▶ _WORK INSTRUCTIONS_
Give the number of lines in the data that hold the string "Output". Nothing else is needed.
BEGIN EXERCISE INPUTS
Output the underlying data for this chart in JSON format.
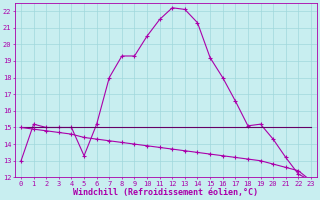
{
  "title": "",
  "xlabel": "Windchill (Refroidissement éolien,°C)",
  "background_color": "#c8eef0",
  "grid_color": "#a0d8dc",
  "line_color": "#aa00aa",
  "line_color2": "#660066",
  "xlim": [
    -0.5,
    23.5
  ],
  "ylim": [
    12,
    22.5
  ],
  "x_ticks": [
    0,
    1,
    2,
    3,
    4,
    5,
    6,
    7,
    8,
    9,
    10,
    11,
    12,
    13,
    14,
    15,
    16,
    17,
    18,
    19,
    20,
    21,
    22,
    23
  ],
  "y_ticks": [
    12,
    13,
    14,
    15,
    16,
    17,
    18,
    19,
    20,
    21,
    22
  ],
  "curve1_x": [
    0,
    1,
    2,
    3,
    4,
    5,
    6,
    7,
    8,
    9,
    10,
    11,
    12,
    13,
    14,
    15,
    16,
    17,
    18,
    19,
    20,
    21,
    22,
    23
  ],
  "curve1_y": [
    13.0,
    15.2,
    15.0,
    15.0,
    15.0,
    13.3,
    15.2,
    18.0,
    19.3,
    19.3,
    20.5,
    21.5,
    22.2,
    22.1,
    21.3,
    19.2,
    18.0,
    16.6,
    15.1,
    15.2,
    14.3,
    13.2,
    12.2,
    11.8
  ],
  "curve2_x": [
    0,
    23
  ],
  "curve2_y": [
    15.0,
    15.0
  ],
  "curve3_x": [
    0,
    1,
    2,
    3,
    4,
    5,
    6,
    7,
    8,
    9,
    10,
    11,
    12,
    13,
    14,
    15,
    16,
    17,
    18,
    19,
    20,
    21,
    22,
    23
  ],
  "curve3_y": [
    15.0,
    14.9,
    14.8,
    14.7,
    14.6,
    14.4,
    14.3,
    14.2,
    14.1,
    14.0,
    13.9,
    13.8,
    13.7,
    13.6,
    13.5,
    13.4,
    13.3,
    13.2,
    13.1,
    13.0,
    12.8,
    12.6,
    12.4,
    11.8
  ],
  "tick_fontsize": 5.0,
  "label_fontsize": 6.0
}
END EXERCISE INPUTS
BEGIN EXERCISE INPUTS
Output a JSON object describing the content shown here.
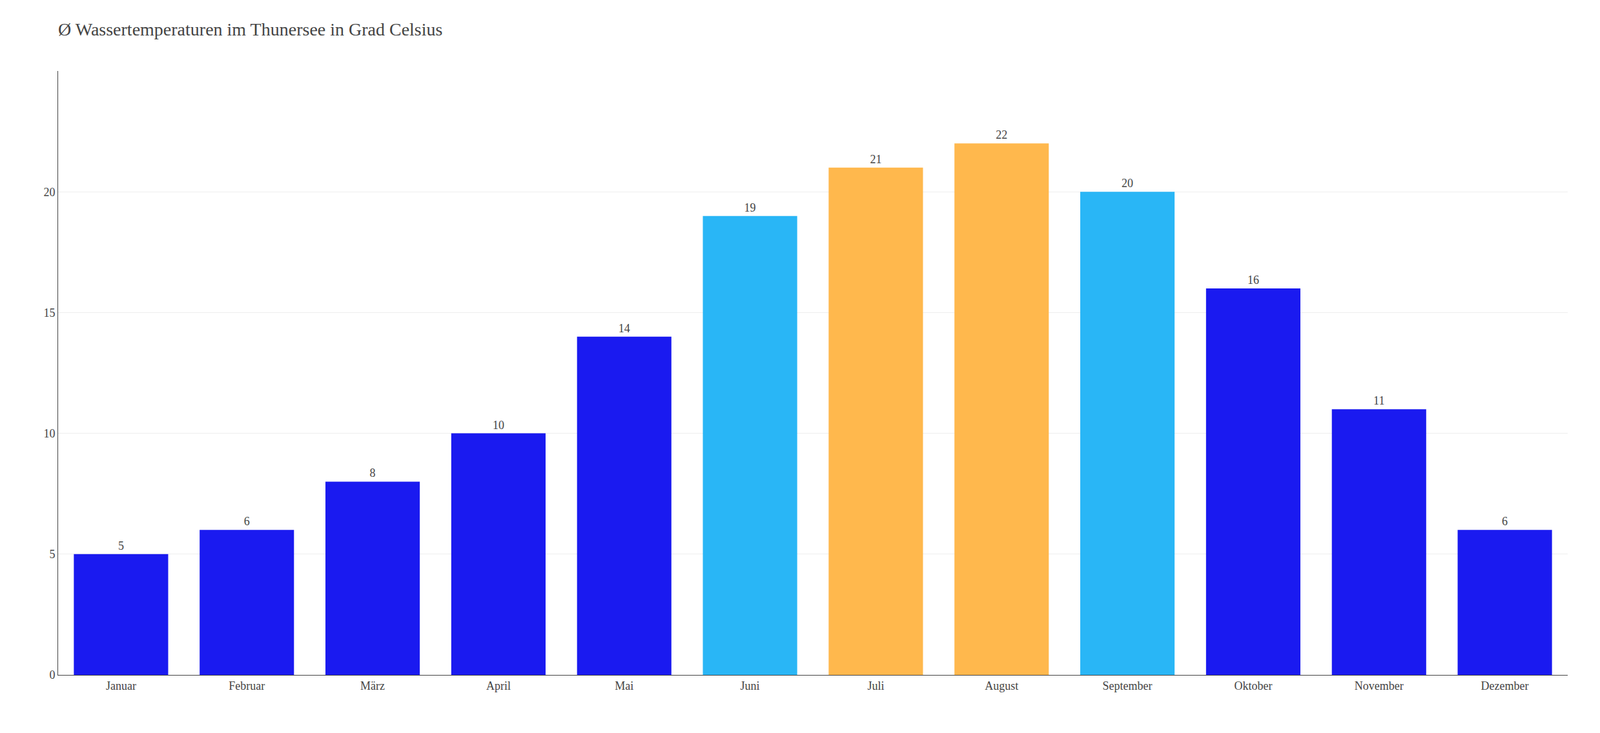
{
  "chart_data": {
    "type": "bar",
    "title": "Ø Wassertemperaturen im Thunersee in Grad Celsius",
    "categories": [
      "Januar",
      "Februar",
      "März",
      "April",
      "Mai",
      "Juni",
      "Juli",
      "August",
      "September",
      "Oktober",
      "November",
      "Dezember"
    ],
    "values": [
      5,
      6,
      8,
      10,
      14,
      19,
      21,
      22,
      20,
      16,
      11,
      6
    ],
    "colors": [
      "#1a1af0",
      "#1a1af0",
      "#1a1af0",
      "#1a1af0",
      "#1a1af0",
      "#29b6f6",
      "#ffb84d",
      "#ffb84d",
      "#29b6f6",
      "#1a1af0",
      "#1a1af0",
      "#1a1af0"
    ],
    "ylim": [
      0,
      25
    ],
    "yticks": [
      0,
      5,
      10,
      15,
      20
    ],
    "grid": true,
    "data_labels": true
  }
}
END EXERCISE INPUTS
▶ _FINISHED EXERCISE_
2